▶ [Exercise]: Take each line that has the word "text" and return it.

▶ [Data to process]:
[Start]

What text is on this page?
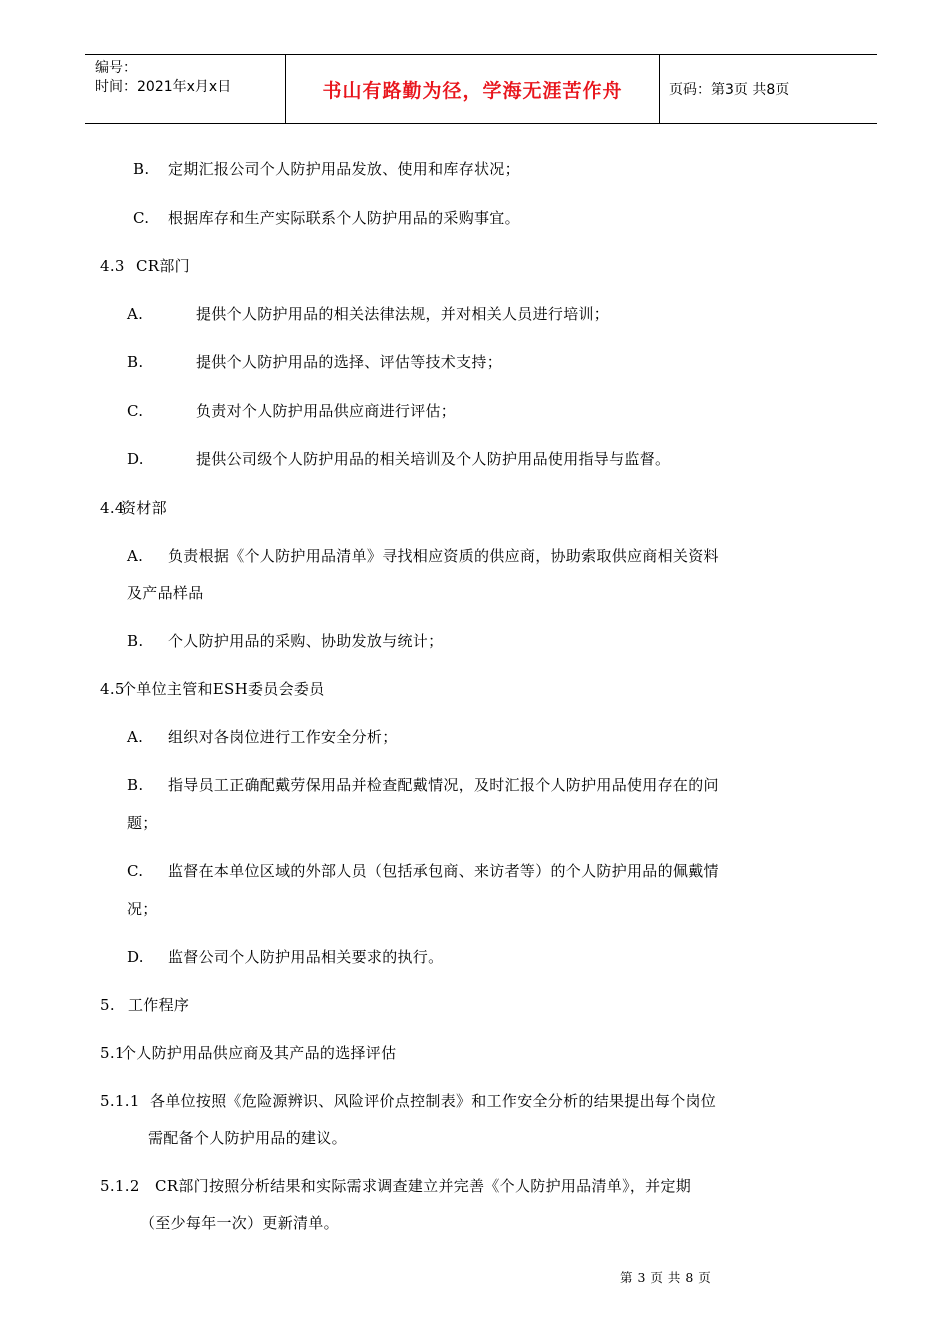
编号：
时间：2021年x月x日	书山有路勤为径，学海无涯苦作舟	页码：第3页 共8页
B. 定期汇报公司个人防护用品发放、使用和库存状况；
C. 根据库存和生产实际联系个人防护用品的采购事宜。
4.3 CR部门
A.	提供个人防护用品的相关法律法规，并对相关人员进行培训；
B.	提供个人防护用品的选择、评估等技术支持；
C.	负责对个人防护用品供应商进行评估；
D.	提供公司级个人防护用品的相关培训及个人防护用品使用指导与监督。
4.4资材部
A. 负责根据《个人防护用品清单》寻找相应资质的供应商，协助索取供应商相关资料
及产品样品
B. 个人防护用品的采购、协助发放与统计；
4.5个单位主管和ESH委员会委员
A. 组织对各岗位进行工作安全分析；
B. 指导员工正确配戴劳保用品并检查配戴情况，及时汇报个人防护用品使用存在的问
题；
C. 监督在本单位区域的外部人员（包括承包商、来访者等）的个人防护用品的佩戴情
况；
D. 监督公司个人防护用品相关要求的执行。
5. 工作程序
5.1个人防护用品供应商及其产品的选择评估
5.1.1 各单位按照《危险源辨识、风险评价点控制表》和工作安全分析的结果提出每个岗位
需配备个人防护用品的建议。
5.1.2 CR部门按照分析结果和实际需求调查建立并完善《个人防护用品清单》，并定期
（至少每年一次）更新清单。
第 3 页 共 8 页
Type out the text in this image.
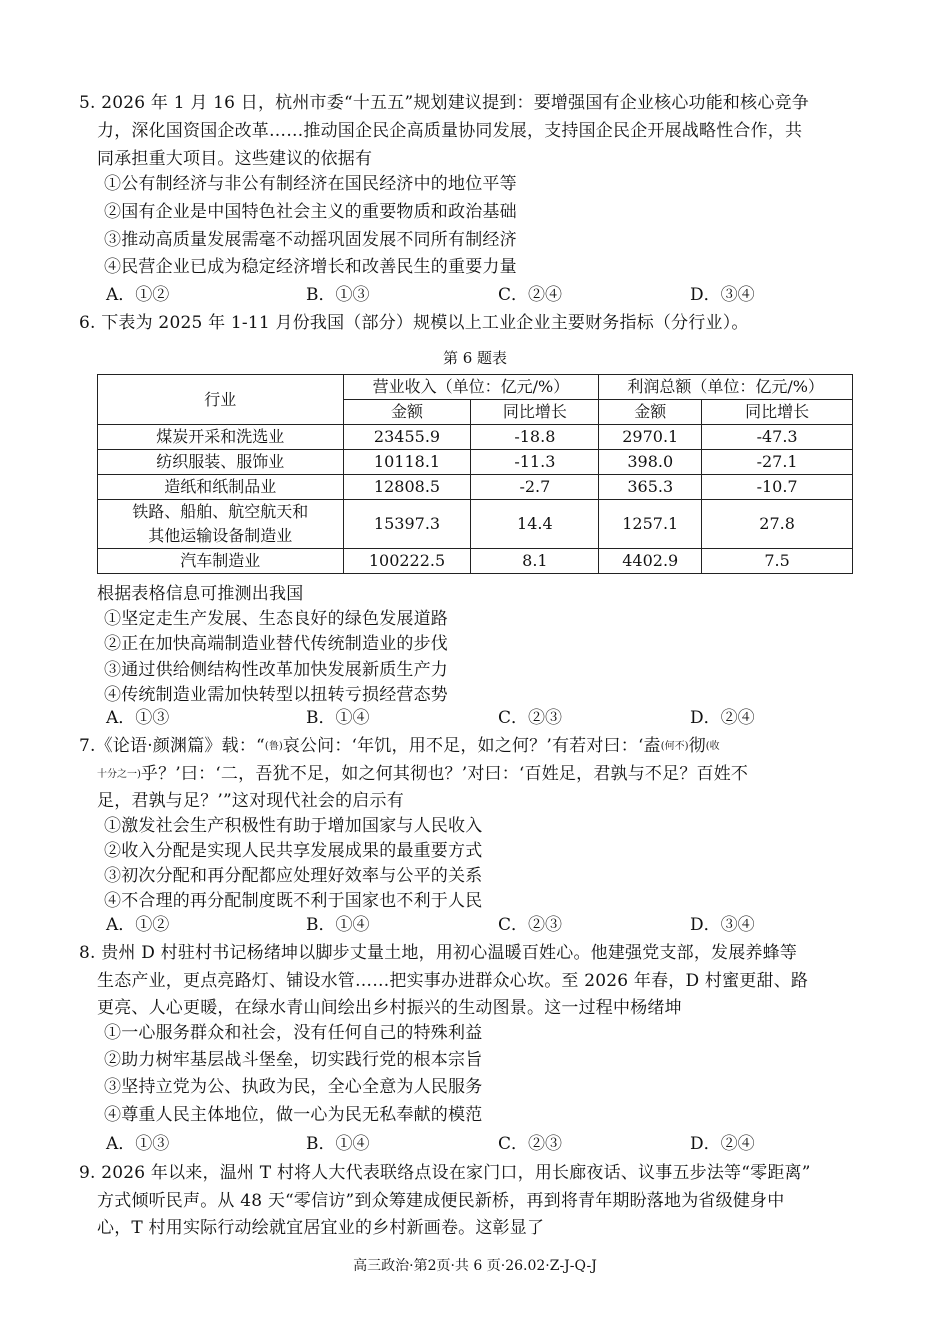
5. 2026 年 1 月 16 日，杭州市委“十五五”规划建议提到：要增强国有企业核心功能和核心竞争
力，深化国资国企改革……推动国企民企高质量协同发展，支持国企民企开展战略性合作，共
同承担重大项目。这些建议的依据有
①公有制经济与非公有制经济在国民经济中的地位平等
②国有企业是中国特色社会主义的重要物质和政治基础
③推动高质量发展需毫不动摇巩固发展不同所有制经济
④民营企业已成为稳定经济增长和改善民生的重要力量
A．①②	B．①③	C．②④	D．③④
6. 下表为 2025 年 1-11 月份我国（部分）规模以上工业企业主要财务指标（分行业）。
第 6 题表
行业	营业收入（单位：亿元/%）		利润总额（单位：亿元/%）	
	金额	同比增长	金额	同比增长
煤炭开采和洗选业	23455.9	-18.8	2970.1	-47.3
纺织服装、服饰业	10118.1	-11.3	398.0	-27.1
造纸和纸制品业	12808.5	-2.7	365.3	-10.7

铁路、船舶、航空航天和
其他运输设备制造业	15397.3	14.4	1257.1	27.8
汽车制造业	100222.5	8.1	4402.9	7.5
根据表格信息可推测出我国
①坚定走生产发展、生态良好的绿色发展道路
②正在加快高端制造业替代传统制造业的步伐
③通过供给侧结构性改革加快发展新质生产力
④传统制造业需加快转型以扭转亏损经营态势
A．①③	B．①④	C．②③	D．②④
7.《论语·颜渊篇》载：“(鲁)哀公问：‘年饥，用不足，如之何？’有若对曰：‘盍(何不)彻(收
十分之一)乎？’曰：‘二，吾犹不足，如之何其彻也？’对曰：‘百姓足，君孰与不足？百姓不
足，君孰与足？’”这对现代社会的启示有
①激发社会生产积极性有助于增加国家与人民收入
②收入分配是实现人民共享发展成果的最重要方式
③初次分配和再分配都应处理好效率与公平的关系
④不合理的再分配制度既不利于国家也不利于人民
A．①②	B．①④	C．②③	D．③④
8. 贵州 D 村驻村书记杨绪坤以脚步丈量土地，用初心温暖百姓心。他建强党支部，发展养蜂等
生态产业，更点亮路灯、铺设水管……把实事办进群众心坎。至 2026 年春，D 村蜜更甜、路
更亮、人心更暖，在绿水青山间绘出乡村振兴的生动图景。这一过程中杨绪坤
①一心服务群众和社会，没有任何自己的特殊利益
②助力树牢基层战斗堡垒，切实践行党的根本宗旨
③坚持立党为公、执政为民，全心全意为人民服务
④尊重人民主体地位，做一心为民无私奉献的模范
A．①③	B．①④	C．②③	D．②④
9. 2026 年以来，温州 T 村将人大代表联络点设在家门口，用长廊夜话、议事五步法等“零距离”
方式倾听民声。从 48 天“零信访”到众筹建成便民新桥，再到将青年期盼落地为省级健身中
心，T 村用实际行动绘就宜居宜业的乡村新画卷。这彰显了
高三政治·第2页·共 6 页·26.02·Z-J-Q-J
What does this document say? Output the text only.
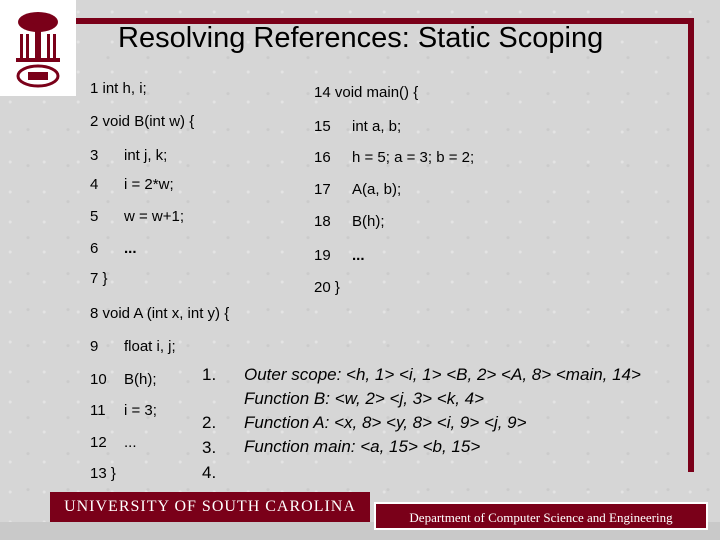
Resolving References: Static Scoping
1 int h, i;
2 void B(int w) {
3 int j, k;
4 i = 2*w;
5 w = w+1;
6 ...
7 }
8 void A (int x, int y) {
9 float i, j;
10 B(h);
11 i = 3;
12 ...
13 }
14 void main() {
15 int a, b;
16 h = 5; a = 3; b = 2;
17 A(a, b);
18 B(h);
19 ...
20 }
1.
2.
3.
4.
Outer scope: <h, 1> <i, 1> <B, 2> <A, 8> <main, 14>
Function B: <w, 2> <j, 3> <k, 4>
Function A: <x, 8> <y, 8> <i, 9> <j, 9>
Function main: <a, 15> <b, 15>
UNIVERSITY OF SOUTH CAROLINA
Department of Computer Science and Engineering
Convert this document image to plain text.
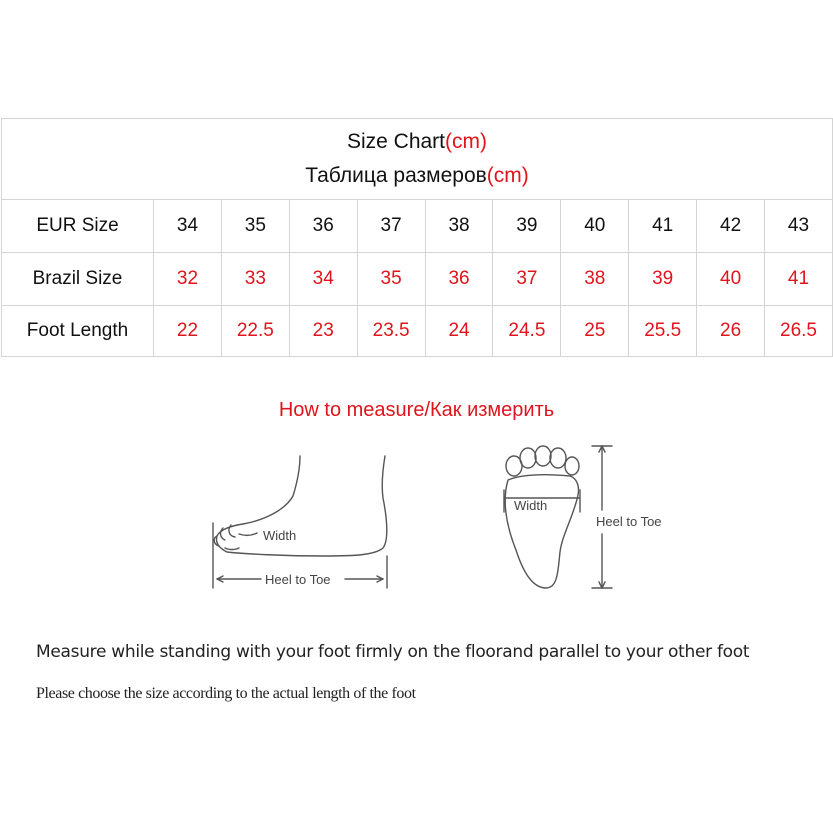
Size Chart(cm)
Таблица размеров(cm)										

EUR Size	34	35	36	37	38	39	40	41	42	43
Brazil Size	32	33	34	35	36	37	38	39	40	41
Foot Length	22	22.5	23	23.5	24	24.5	25	25.5	26	26.5
How to measure/Как измерить
Width
Heel to Toe
Width
Heel to Toe

Measure while standing with your foot firmly on the floorand parallel to your other foot

Please choose the size according to the actual length of the foot
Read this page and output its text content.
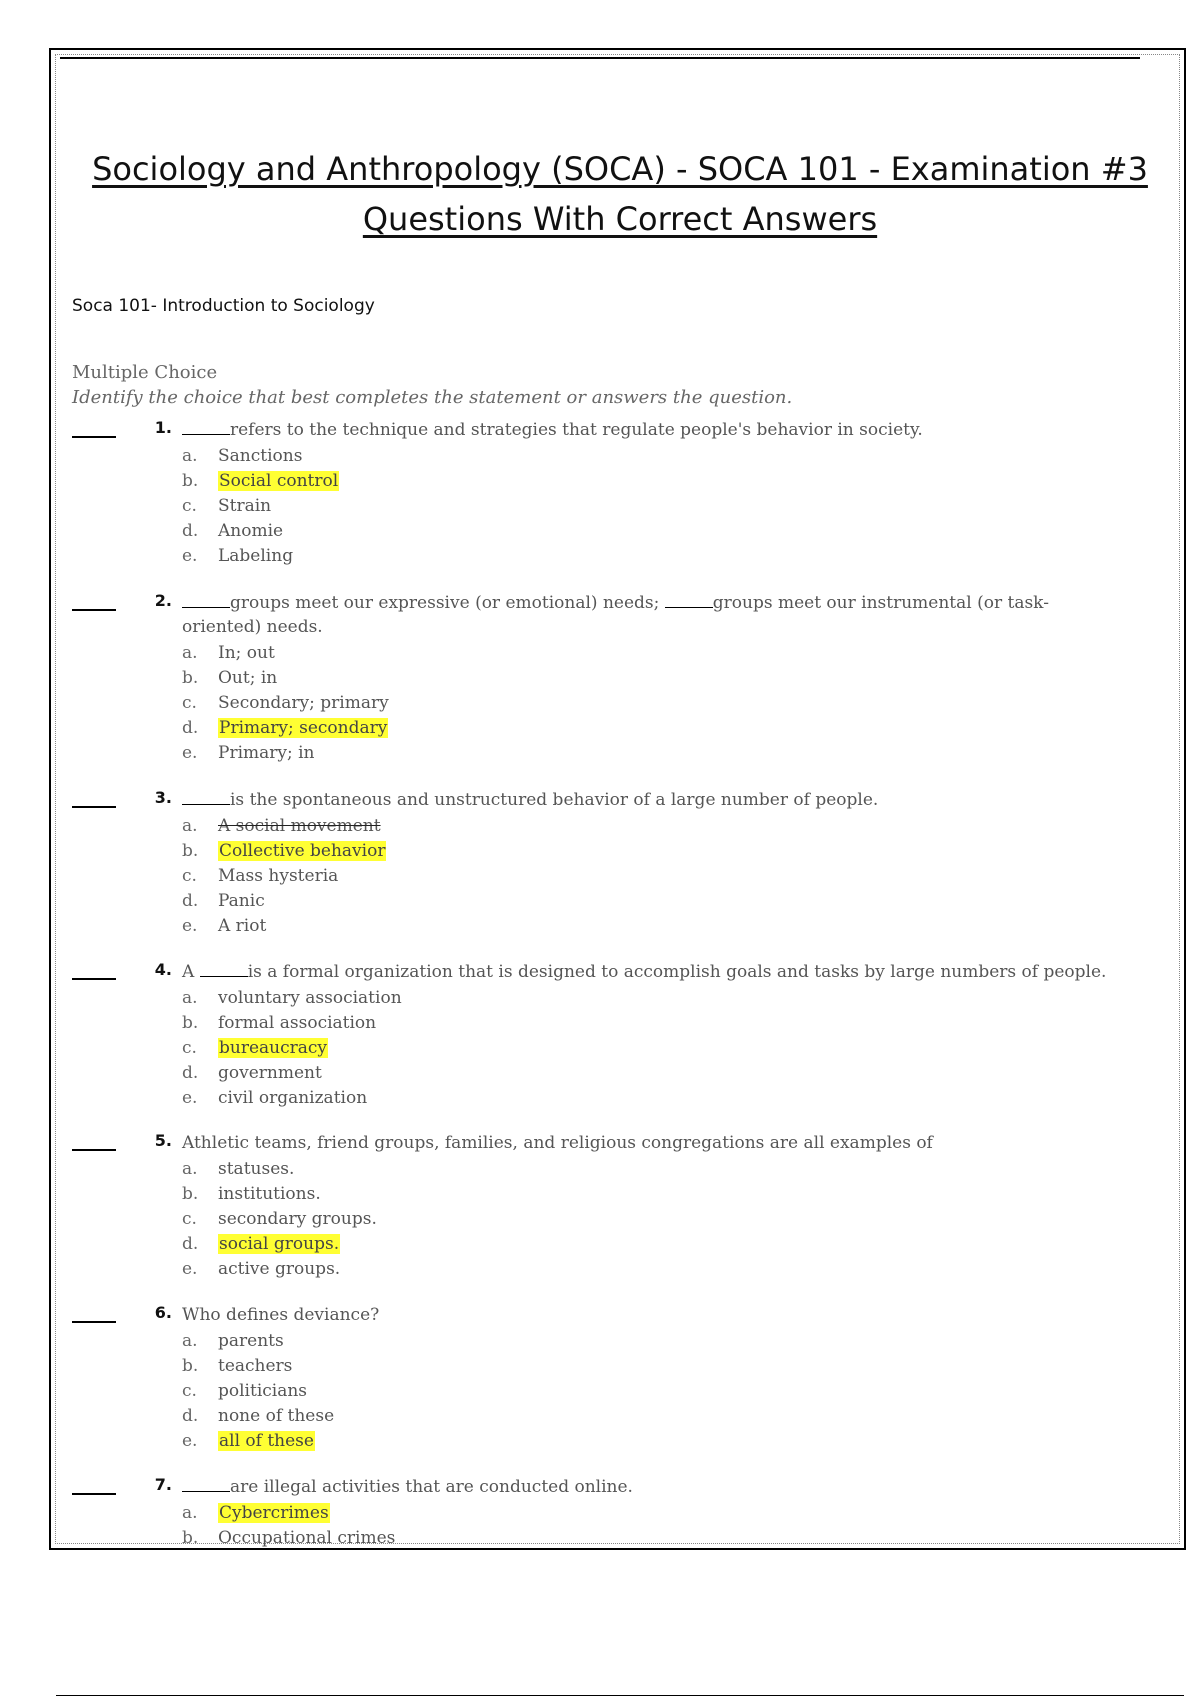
Sociology and Anthropology (SOCA) - SOCA 101 - Examination #3
Questions With Correct Answers
Soca 101- Introduction to Sociology
Multiple Choice
Identify the choice that best completes the statement or answers the question.
1.	refers to the technique and strategies that regulate people's behavior in society.
a. Sanctions
b. Social control
c. Strain
d. Anomie
e. Labeling
2.	groups meet our expressive (or emotional) needs;	groups meet our instrumental (or task- oriented) needs.
a. In; out
b. Out; in
c. Secondary; primary
d. Primary; secondary
e. Primary; in
3.	is the spontaneous and unstructured behavior of a large number of people.
a. A social movement
b. Collective behavior
c. Mass hysteria
d. Panic
e. A riot
4. A	is a formal organization that is designed to accomplish goals and tasks by large numbers of people.
a. voluntary association
b. formal association
c. bureaucracy
d. government
e. civil organization
5. Athletic teams, friend groups, families, and religious congregations are all examples of
a. statuses.
b. institutions.
c. secondary groups.
d. social groups.
e. active groups.
6. Who defines deviance?
a. parents
b. teachers
c. politicians
d. none of these
e. all of these
7.	are illegal activities that are conducted online.
a. Cybercrimes
b. Occupational crimes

[End]

▶ [Result of the task]:
What text is on this page?
Type out the text in this image.
What does this document say? Output the text only.
Convert this document image to plain text.
Read this page and output its text content.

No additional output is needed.